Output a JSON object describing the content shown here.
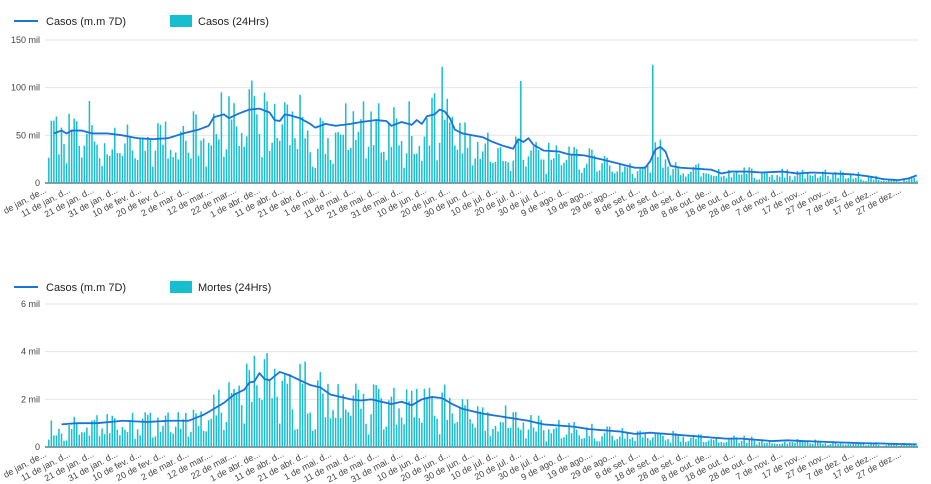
{
  "colors": {
    "line": "#1a73d9",
    "bar": "#17becf",
    "grid": "#e6e6e6",
    "axis": "#333333"
  },
  "chart_data": [
    {
      "type": "bar",
      "legend": [
        {
          "label": "Casos (m.m 7D)",
          "kind": "line"
        },
        {
          "label": "Casos (24Hrs)",
          "kind": "bar"
        }
      ],
      "yticks": [
        {
          "value": 0,
          "label": "0"
        },
        {
          "value": 50000,
          "label": "50 mil"
        },
        {
          "value": 100000,
          "label": "100 mil"
        },
        {
          "value": 150000,
          "label": "150 mil"
        }
      ],
      "ylim": [
        0,
        150000
      ],
      "xticks": [
        "de jan. de...",
        "11 de jan. d...",
        "21 de jan. d...",
        "31 de jan. d...",
        "10 de fev. d...",
        "20 de fev. d...",
        "2 de mar. d...",
        "12 de mar....",
        "22 de mar....",
        "1 de abr. de...",
        "11 de abr. d...",
        "21 de abr. d...",
        "1 de mai. d...",
        "11 de mai. d...",
        "21 de mai. d...",
        "31 de mai. d...",
        "10 de jun. d...",
        "20 de jun. d...",
        "30 de jun. d...",
        "10 de jul. d...",
        "20 de jul. d...",
        "30 de jul. d...",
        "9 de ago. d...",
        "19 de ago....",
        "29 de ago....",
        "8 de set. d...",
        "18 de set. d...",
        "28 de set. d...",
        "8 de out. de...",
        "18 de out. d...",
        "28 de out. d...",
        "7 de nov. d...",
        "17 de nov....",
        "27 de nov....",
        "7 de dez. d...",
        "17 de dez....",
        "27 de dez...."
      ],
      "moving_avg": [
        [
          3,
          52000
        ],
        [
          6,
          55000
        ],
        [
          8,
          52000
        ],
        [
          10,
          55000
        ],
        [
          14,
          55000
        ],
        [
          18,
          52000
        ],
        [
          24,
          52000
        ],
        [
          30,
          50000
        ],
        [
          36,
          47000
        ],
        [
          42,
          46000
        ],
        [
          48,
          47000
        ],
        [
          54,
          52000
        ],
        [
          60,
          56000
        ],
        [
          64,
          60000
        ],
        [
          66,
          69000
        ],
        [
          70,
          72000
        ],
        [
          72,
          68000
        ],
        [
          76,
          73000
        ],
        [
          80,
          77000
        ],
        [
          84,
          78000
        ],
        [
          88,
          74000
        ],
        [
          90,
          66000
        ],
        [
          92,
          65000
        ],
        [
          94,
          72000
        ],
        [
          96,
          71000
        ],
        [
          100,
          68000
        ],
        [
          104,
          62000
        ],
        [
          106,
          58000
        ],
        [
          110,
          62000
        ],
        [
          114,
          60000
        ],
        [
          120,
          62000
        ],
        [
          124,
          64000
        ],
        [
          130,
          66000
        ],
        [
          134,
          65000
        ],
        [
          136,
          60000
        ],
        [
          140,
          64000
        ],
        [
          144,
          61000
        ],
        [
          146,
          66000
        ],
        [
          148,
          62000
        ],
        [
          150,
          70000
        ],
        [
          153,
          72000
        ],
        [
          155,
          77000
        ],
        [
          157,
          75000
        ],
        [
          159,
          68000
        ],
        [
          161,
          56000
        ],
        [
          164,
          52000
        ],
        [
          168,
          50000
        ],
        [
          172,
          48000
        ],
        [
          176,
          43000
        ],
        [
          180,
          39000
        ],
        [
          184,
          36000
        ],
        [
          186,
          46000
        ],
        [
          188,
          43000
        ],
        [
          190,
          47000
        ],
        [
          192,
          40000
        ],
        [
          196,
          34000
        ],
        [
          202,
          33000
        ],
        [
          206,
          30000
        ],
        [
          212,
          29000
        ],
        [
          220,
          24000
        ],
        [
          226,
          20000
        ],
        [
          232,
          16000
        ],
        [
          236,
          16000
        ],
        [
          238,
          23000
        ],
        [
          240,
          35000
        ],
        [
          242,
          38000
        ],
        [
          244,
          33000
        ],
        [
          246,
          18000
        ],
        [
          250,
          16000
        ],
        [
          256,
          15000
        ],
        [
          262,
          14000
        ],
        [
          266,
          10000
        ],
        [
          270,
          12000
        ],
        [
          276,
          12000
        ],
        [
          282,
          11000
        ],
        [
          290,
          12000
        ],
        [
          296,
          10000
        ],
        [
          302,
          11000
        ],
        [
          310,
          10000
        ],
        [
          318,
          9000
        ],
        [
          324,
          7000
        ],
        [
          330,
          4000
        ],
        [
          336,
          3000
        ],
        [
          340,
          5000
        ],
        [
          343,
          8000
        ]
      ],
      "spikes": [
        [
          17,
          86000
        ],
        [
          156,
          122000
        ],
        [
          187,
          107000
        ],
        [
          239,
          124000
        ]
      ],
      "n_days": 344
    },
    {
      "type": "bar",
      "legend": [
        {
          "label": "Casos (m.m 7D)",
          "kind": "line"
        },
        {
          "label": "Mortes (24Hrs)",
          "kind": "bar"
        }
      ],
      "yticks": [
        {
          "value": 0,
          "label": "0"
        },
        {
          "value": 2000,
          "label": "2 mil"
        },
        {
          "value": 4000,
          "label": "4 mil"
        },
        {
          "value": 6000,
          "label": "6 mil"
        }
      ],
      "ylim": [
        0,
        6000
      ],
      "xticks": [
        "de jan. de...",
        "11 de jan. d...",
        "21 de jan. d...",
        "31 de jan. d...",
        "10 de fev. d...",
        "20 de fev. d...",
        "2 de mar. d...",
        "12 de mar....",
        "22 de mar....",
        "1 de abr. de...",
        "11 de abr. d...",
        "21 de abr. d...",
        "1 de mai. d...",
        "11 de mai. d...",
        "21 de mai. d...",
        "31 de mai. d...",
        "10 de jun. d...",
        "20 de jun. d...",
        "30 de jun. d...",
        "10 de jul. d...",
        "20 de jul. d...",
        "30 de jul. d...",
        "9 de ago. d...",
        "19 de ago....",
        "29 de ago....",
        "8 de set. d...",
        "18 de set. d...",
        "28 de set. d...",
        "8 de out. de...",
        "18 de out. d...",
        "28 de out. d...",
        "7 de nov. d...",
        "17 de nov....",
        "27 de nov....",
        "7 de dez. d...",
        "17 de dez....",
        "27 de dez...."
      ],
      "moving_avg": [
        [
          6,
          950
        ],
        [
          12,
          1000
        ],
        [
          20,
          1000
        ],
        [
          30,
          1100
        ],
        [
          40,
          1050
        ],
        [
          48,
          1100
        ],
        [
          56,
          1100
        ],
        [
          62,
          1350
        ],
        [
          66,
          1600
        ],
        [
          70,
          1850
        ],
        [
          74,
          2200
        ],
        [
          78,
          2400
        ],
        [
          80,
          2700
        ],
        [
          82,
          2750
        ],
        [
          84,
          3100
        ],
        [
          86,
          2850
        ],
        [
          88,
          2800
        ],
        [
          92,
          3150
        ],
        [
          96,
          3000
        ],
        [
          100,
          2800
        ],
        [
          104,
          2600
        ],
        [
          108,
          2500
        ],
        [
          112,
          2200
        ],
        [
          116,
          2100
        ],
        [
          120,
          2000
        ],
        [
          124,
          1950
        ],
        [
          128,
          2000
        ],
        [
          132,
          1900
        ],
        [
          136,
          1800
        ],
        [
          140,
          1900
        ],
        [
          144,
          1750
        ],
        [
          148,
          2000
        ],
        [
          152,
          2100
        ],
        [
          156,
          2050
        ],
        [
          160,
          1800
        ],
        [
          164,
          1600
        ],
        [
          168,
          1500
        ],
        [
          172,
          1400
        ],
        [
          178,
          1300
        ],
        [
          184,
          1200
        ],
        [
          190,
          1100
        ],
        [
          196,
          950
        ],
        [
          202,
          900
        ],
        [
          208,
          850
        ],
        [
          214,
          750
        ],
        [
          220,
          700
        ],
        [
          226,
          650
        ],
        [
          232,
          550
        ],
        [
          238,
          600
        ],
        [
          244,
          550
        ],
        [
          250,
          500
        ],
        [
          256,
          450
        ],
        [
          262,
          400
        ],
        [
          268,
          350
        ],
        [
          274,
          350
        ],
        [
          280,
          300
        ],
        [
          286,
          250
        ],
        [
          292,
          280
        ],
        [
          298,
          250
        ],
        [
          304,
          230
        ],
        [
          310,
          200
        ],
        [
          316,
          180
        ],
        [
          322,
          160
        ],
        [
          328,
          150
        ],
        [
          334,
          130
        ],
        [
          340,
          120
        ],
        [
          343,
          110
        ]
      ],
      "spikes": [],
      "n_days": 344
    }
  ]
}
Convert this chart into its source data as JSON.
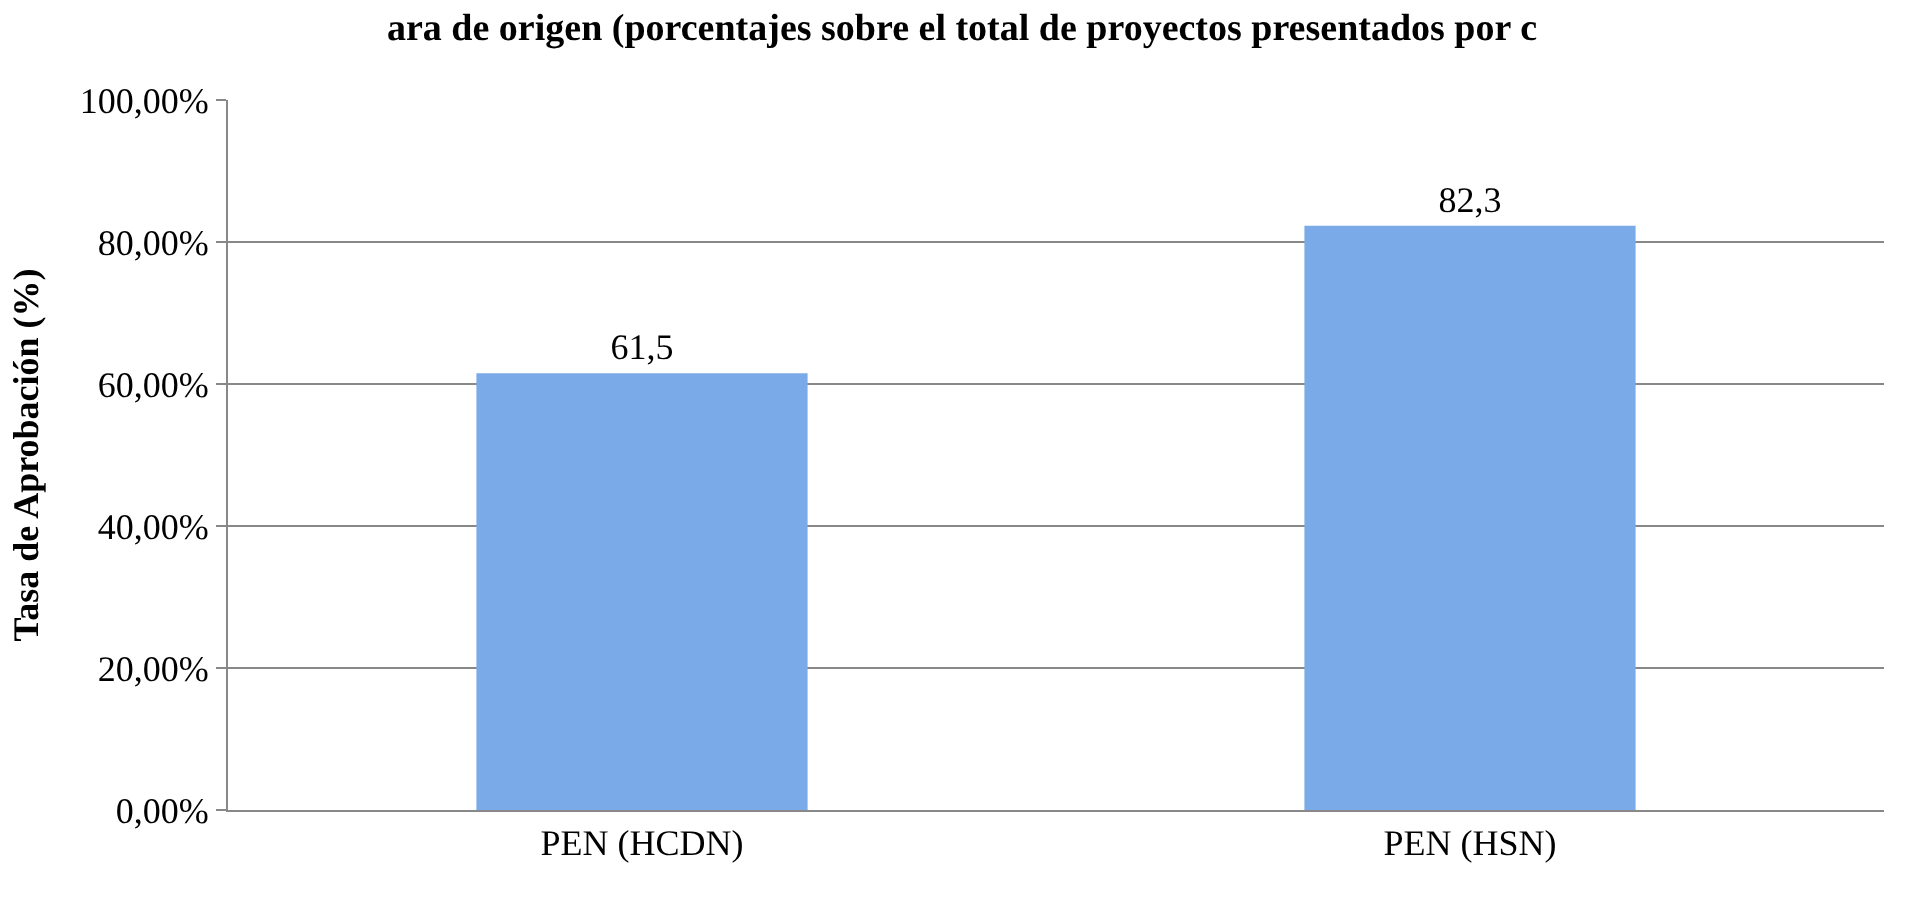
{
  "chart_data": {
    "type": "bar",
    "title": "ara de origen (porcentajes sobre el total de proyectos presentados por c",
    "ylabel": "Tasa de Aprobación (%)",
    "categories": [
      "PEN (HCDN)",
      "PEN (HSN)"
    ],
    "values": [
      61.5,
      82.3
    ],
    "value_labels": [
      "61,5",
      "82,3"
    ],
    "color": "#7aaae8",
    "ylim": [
      0,
      100
    ],
    "yticks": [
      {
        "value": 0,
        "label": "0,00%"
      },
      {
        "value": 20,
        "label": "20,00%"
      },
      {
        "value": 40,
        "label": "40,00%"
      },
      {
        "value": 60,
        "label": "60,00%"
      },
      {
        "value": 80,
        "label": "80,00%"
      },
      {
        "value": 100,
        "label": "100,00%"
      }
    ],
    "grid": "y",
    "legend": false
  }
}
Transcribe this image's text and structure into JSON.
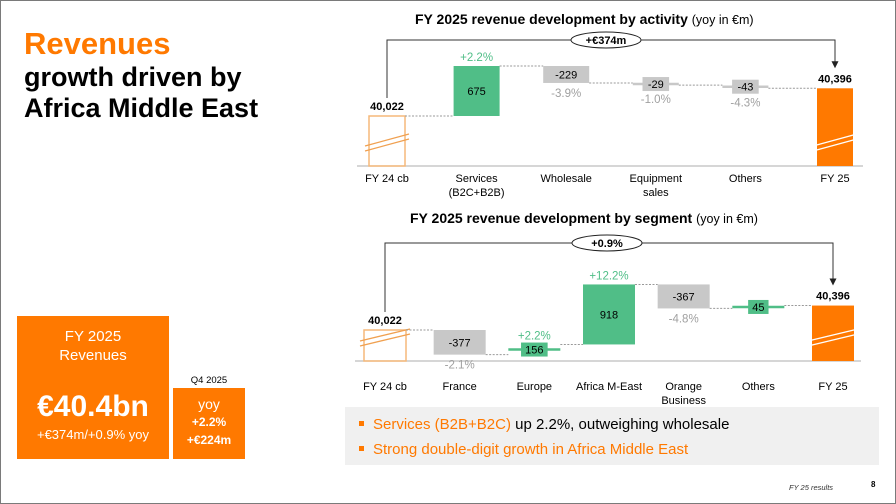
{
  "headline": {
    "title": "Revenues",
    "subtitle_line1": "growth driven by",
    "subtitle_line2": "Africa Middle East"
  },
  "kpi_fy": {
    "label_line1": "FY 2025",
    "label_line2": "Revenues",
    "value": "€40.4bn",
    "change": "+€374m/+0.9% yoy"
  },
  "kpi_q4": {
    "label": "Q4 2025",
    "line1": "yoy",
    "line2": "+2.2%",
    "line3": "+€224m"
  },
  "colors": {
    "orange": "#ff7900",
    "green": "#50be87",
    "grey": "#c8c8c8",
    "grey_text": "#a0a0a0"
  },
  "chart_data": [
    {
      "type": "waterfall",
      "title": "FY 2025 revenue development by activity",
      "title_unit": "(yoy in €m)",
      "total_change_label": "+€374m",
      "start": {
        "label": "FY 24 cb",
        "value": 40022,
        "value_label": "40,022"
      },
      "end": {
        "label": "FY 25",
        "value": 40396,
        "value_label": "40,396"
      },
      "steps": [
        {
          "label": "Services",
          "label2": "(B2C+B2B)",
          "value": 675,
          "value_label": "675",
          "pct_label": "+2.2%"
        },
        {
          "label": "Wholesale",
          "label2": "",
          "value": -229,
          "value_label": "-229",
          "pct_label": "-3.9%"
        },
        {
          "label": "Equipment",
          "label2": "sales",
          "value": -29,
          "value_label": "-29",
          "pct_label": "-1.0%"
        },
        {
          "label": "Others",
          "label2": "",
          "value": -43,
          "value_label": "-43",
          "pct_label": "-4.3%"
        }
      ]
    },
    {
      "type": "waterfall",
      "title": "FY 2025 revenue development by segment",
      "title_unit": "(yoy in €m)",
      "total_change_label": "+0.9%",
      "start": {
        "label": "FY 24 cb",
        "value": 40022,
        "value_label": "40,022"
      },
      "end": {
        "label": "FY 25",
        "value": 40396,
        "value_label": "40,396"
      },
      "steps": [
        {
          "label": "France",
          "label2": "",
          "value": -377,
          "value_label": "-377",
          "pct_label": "-2.1%"
        },
        {
          "label": "Europe",
          "label2": "",
          "value": 156,
          "value_label": "156",
          "pct_label": "+2.2%"
        },
        {
          "label": "Africa M-East",
          "label2": "",
          "value": 918,
          "value_label": "918",
          "pct_label": "+12.2%"
        },
        {
          "label": "Orange",
          "label2": "Business",
          "value": -367,
          "value_label": "-367",
          "pct_label": "-4.8%"
        },
        {
          "label": "Others",
          "label2": "",
          "value": 45,
          "value_label": "45",
          "pct_label": ""
        }
      ]
    }
  ],
  "bullets": [
    {
      "highlight": "Services (B2B+B2C)",
      "rest": " up 2.2%, outweighing wholesale"
    },
    {
      "highlight": "Strong double-digit growth in Africa Middle East",
      "rest": ""
    }
  ],
  "footer": {
    "text": "FY 25 results",
    "page": "8"
  }
}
··········
# WRITTEN TASK:
Which lines of the data above contain "East"? Copy each one.

# RESPONSE:
    "subtitle_line2": "Africa Middle East"
          "label": "Africa M-East",
      "highlight": "Strong double-digit growth in Africa Middle East",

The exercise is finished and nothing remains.